[Data records]

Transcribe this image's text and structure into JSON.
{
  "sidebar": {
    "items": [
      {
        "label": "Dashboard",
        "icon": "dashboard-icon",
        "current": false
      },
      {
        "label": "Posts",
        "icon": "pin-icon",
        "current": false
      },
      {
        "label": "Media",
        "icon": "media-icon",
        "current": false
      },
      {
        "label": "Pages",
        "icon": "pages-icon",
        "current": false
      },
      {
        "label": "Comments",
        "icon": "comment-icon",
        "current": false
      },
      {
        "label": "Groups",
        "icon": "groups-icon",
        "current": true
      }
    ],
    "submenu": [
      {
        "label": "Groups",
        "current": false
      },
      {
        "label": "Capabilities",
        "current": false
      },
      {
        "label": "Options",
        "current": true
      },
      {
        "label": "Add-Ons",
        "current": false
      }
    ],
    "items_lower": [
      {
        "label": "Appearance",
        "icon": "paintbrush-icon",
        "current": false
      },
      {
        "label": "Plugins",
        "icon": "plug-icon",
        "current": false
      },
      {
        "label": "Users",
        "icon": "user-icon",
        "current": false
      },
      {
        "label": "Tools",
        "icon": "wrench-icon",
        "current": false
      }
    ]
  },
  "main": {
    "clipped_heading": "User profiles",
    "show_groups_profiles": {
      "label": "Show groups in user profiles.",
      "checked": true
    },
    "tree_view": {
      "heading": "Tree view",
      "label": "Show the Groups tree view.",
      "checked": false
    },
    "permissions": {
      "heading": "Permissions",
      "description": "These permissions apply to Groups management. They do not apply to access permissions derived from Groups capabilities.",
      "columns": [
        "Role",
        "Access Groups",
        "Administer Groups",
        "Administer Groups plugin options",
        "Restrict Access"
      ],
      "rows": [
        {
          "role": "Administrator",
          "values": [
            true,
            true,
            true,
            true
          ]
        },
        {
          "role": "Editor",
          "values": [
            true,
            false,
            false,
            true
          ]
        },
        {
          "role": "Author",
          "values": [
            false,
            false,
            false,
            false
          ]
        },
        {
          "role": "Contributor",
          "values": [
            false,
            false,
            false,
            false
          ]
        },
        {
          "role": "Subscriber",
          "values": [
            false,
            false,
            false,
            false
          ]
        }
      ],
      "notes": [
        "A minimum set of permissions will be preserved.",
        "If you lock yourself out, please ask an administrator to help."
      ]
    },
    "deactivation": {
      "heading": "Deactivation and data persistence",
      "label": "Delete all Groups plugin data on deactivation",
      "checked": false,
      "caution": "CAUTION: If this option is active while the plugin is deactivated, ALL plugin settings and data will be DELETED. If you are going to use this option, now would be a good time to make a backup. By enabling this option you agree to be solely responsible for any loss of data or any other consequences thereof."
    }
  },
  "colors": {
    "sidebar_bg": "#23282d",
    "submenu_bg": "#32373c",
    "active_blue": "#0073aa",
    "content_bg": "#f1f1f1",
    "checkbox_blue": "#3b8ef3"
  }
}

* [WHAT THE EXERCISE ASKS] Take the listing above and set it down exactly.

* [SOLUTION FOR THIS EXERCISE]
Transcribe this image's text and structure into JSON.
{
  "sidebar": {
    "items": [
      {
        "label": "Dashboard",
        "icon": "dashboard-icon",
        "current": false
      },
      {
        "label": "Posts",
        "icon": "pin-icon",
        "current": false
      },
      {
        "label": "Media",
        "icon": "media-icon",
        "current": false
      },
      {
        "label": "Pages",
        "icon": "pages-icon",
        "current": false
      },
      {
        "label": "Comments",
        "icon": "comment-icon",
        "current": false
      },
      {
        "label": "Groups",
        "icon": "groups-icon",
        "current": true
      }
    ],
    "submenu": [
      {
        "label": "Groups",
        "current": false
      },
      {
        "label": "Capabilities",
        "current": false
      },
      {
        "label": "Options",
        "current": true
      },
      {
        "label": "Add-Ons",
        "current": false
      }
    ],
    "items_lower": [
      {
        "label": "Appearance",
        "icon": "paintbrush-icon",
        "current": false
      },
      {
        "label": "Plugins",
        "icon": "plug-icon",
        "current": false
      },
      {
        "label": "Users",
        "icon": "user-icon",
        "current": false
      },
      {
        "label": "Tools",
        "icon": "wrench-icon",
        "current": false
      }
    ]
  },
  "main": {
    "clipped_heading": "User profiles",
    "show_groups_profiles": {
      "label": "Show groups in user profiles.",
      "checked": true
    },
    "tree_view": {
      "heading": "Tree view",
      "label": "Show the Groups tree view.",
      "checked": false
    },
    "permissions": {
      "heading": "Permissions",
      "description": "These permissions apply to Groups management. They do not apply to access permissions derived from Groups capabilities.",
      "columns": [
        "Role",
        "Access Groups",
        "Administer Groups",
        "Administer Groups plugin options",
        "Restrict Access"
      ],
      "rows": [
        {
          "role": "Administrator",
          "values": [
            true,
            true,
            true,
            true
          ]
        },
        {
          "role": "Editor",
          "values": [
            true,
            false,
            false,
            true
          ]
        },
        {
          "role": "Author",
          "values": [
            false,
            false,
            false,
            false
          ]
        },
        {
          "role": "Contributor",
          "values": [
            false,
            false,
            false,
            false
          ]
        },
        {
          "role": "Subscriber",
          "values": [
            false,
            false,
            false,
            false
          ]
        }
      ],
      "notes": [
        "A minimum set of permissions will be preserved.",
        "If you lock yourself out, please ask an administrator to help."
      ]
    },
    "deactivation": {
      "heading": "Deactivation and data persistence",
      "label": "Delete all Groups plugin data on deactivation",
      "checked": false,
      "caution": "CAUTION: If this option is active while the plugin is deactivated, ALL plugin settings and data will be DELETED. If you are going to use this option, now would be a good time to make a backup. By enabling this option you agree to be solely responsible for any loss of data or any other consequences thereof."
    }
  },
  "colors": {
    "sidebar_bg": "#23282d",
    "submenu_bg": "#32373c",
    "active_blue": "#0073aa",
    "content_bg": "#f1f1f1",
    "checkbox_blue": "#3b8ef3"
  }
}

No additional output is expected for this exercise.